— PROBLEM REQUIREMENTS —
Restate the records below word for word, and omit the images they hold.

┌──

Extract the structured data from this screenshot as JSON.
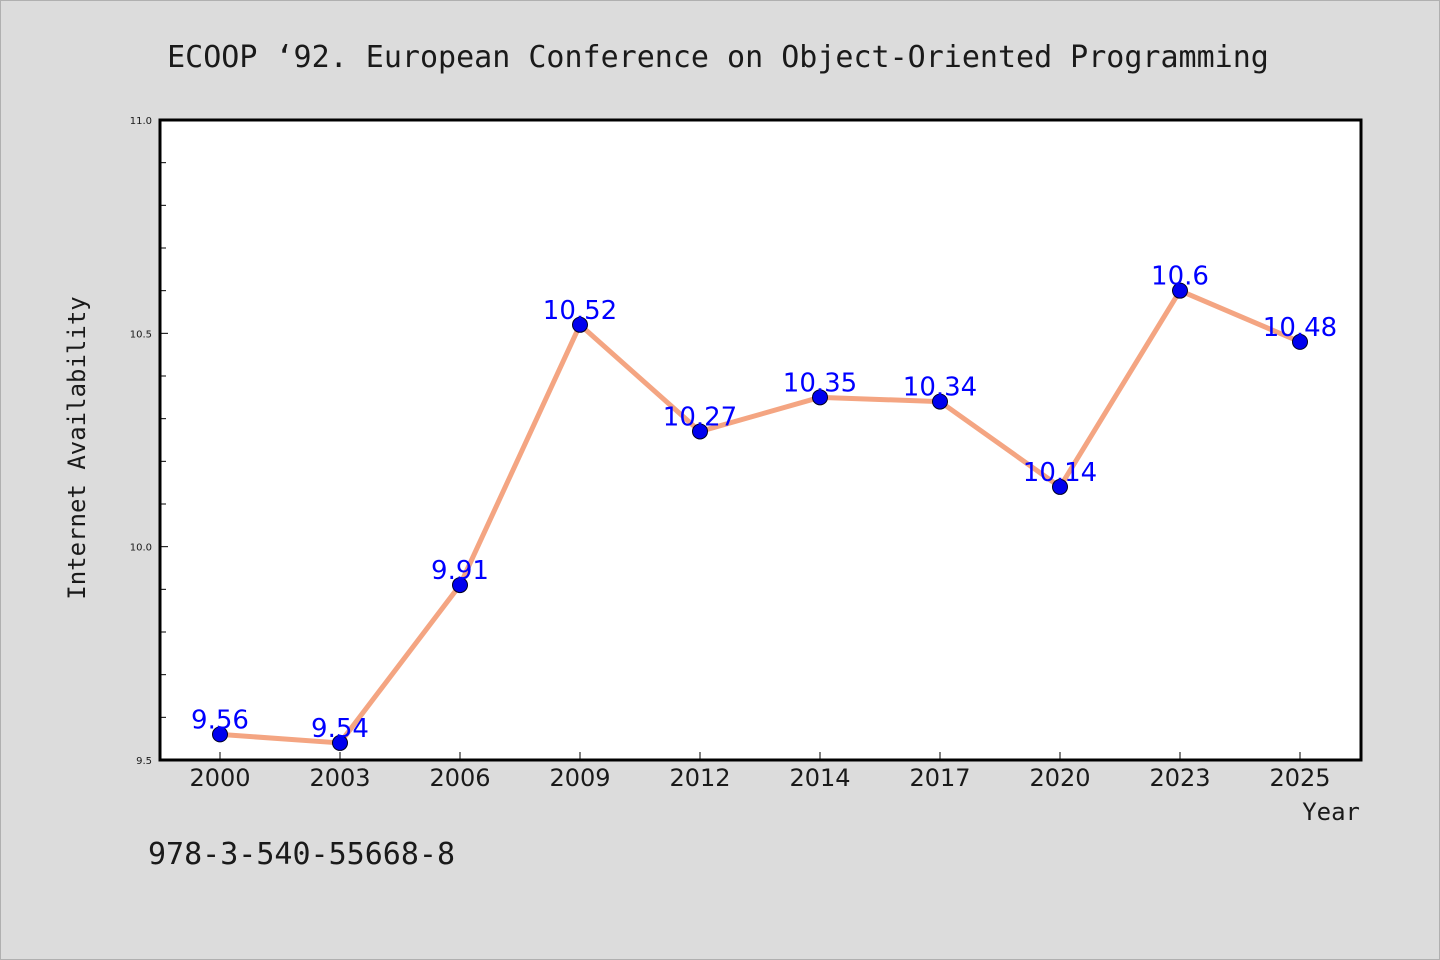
{
  "chart_data": {
    "type": "line",
    "title": "ECOOP  ‘92. European Conference on Object-Oriented Programming",
    "xlabel": "Year",
    "ylabel": "Internet Availability",
    "categories": [
      "2000",
      "2003",
      "2006",
      "2009",
      "2012",
      "2014",
      "2017",
      "2020",
      "2023",
      "2025"
    ],
    "values": [
      9.56,
      9.54,
      9.91,
      10.52,
      10.27,
      10.35,
      10.34,
      10.14,
      10.6,
      10.48
    ],
    "data_labels": [
      "9.56",
      "9.54",
      "9.91",
      "10.52",
      "10.27",
      "10.35",
      "10.34",
      "10.14",
      "10.6",
      "10.48"
    ],
    "ylim": [
      9.5,
      11.0
    ],
    "yticks": [
      "9.5",
      "10.0",
      "10.5",
      "11.0"
    ],
    "grid": false,
    "colors": {
      "line": "#f4a582",
      "marker": "#0000ee",
      "label": "#0000ff"
    }
  },
  "footer": {
    "isbn": "978-3-540-55668-8"
  }
}
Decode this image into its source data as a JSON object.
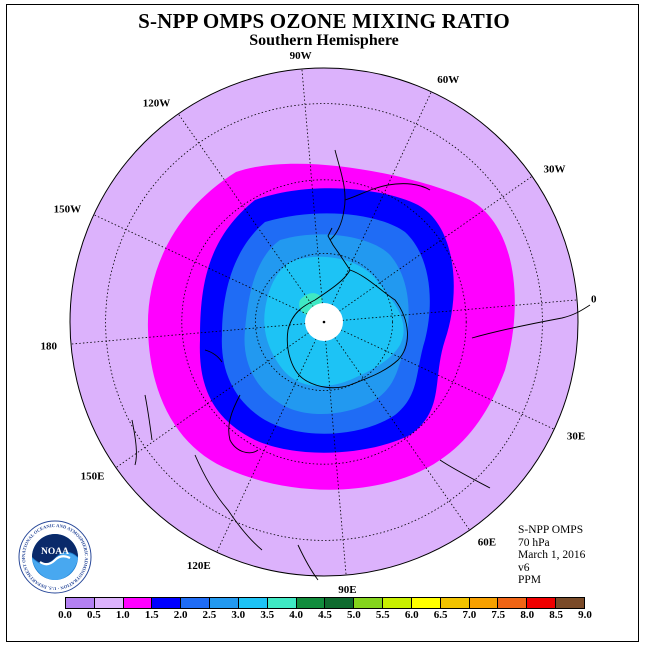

└──

— FULL SOLUTION —
Extract the structured data from this screenshot as JSON.
{
  "chart_data": {
    "type": "line",
    "title": "ECOOP  ‘92. European Conference on Object-Oriented Programming",
    "xlabel": "Year",
    "ylabel": "Internet Availability",
    "categories": [
      "2000",
      "2003",
      "2006",
      "2009",
      "2012",
      "2014",
      "2017",
      "2020",
      "2023",
      "2025"
    ],
    "values": [
      9.56,
      9.54,
      9.91,
      10.52,
      10.27,
      10.35,
      10.34,
      10.14,
      10.6,
      10.48
    ],
    "data_labels": [
      "9.56",
      "9.54",
      "9.91",
      "10.52",
      "10.27",
      "10.35",
      "10.34",
      "10.14",
      "10.6",
      "10.48"
    ],
    "ylim": [
      9.5,
      11.0
    ],
    "yticks": [
      "9.5",
      "10.0",
      "10.5",
      "11.0"
    ],
    "grid": false,
    "colors": {
      "line": "#f4a582",
      "marker": "#0000ee",
      "label": "#0000ff"
    }
  },
  "footer": {
    "isbn": "978-3-540-55668-8"
  }
}
Decode this image into its source data as a JSON object.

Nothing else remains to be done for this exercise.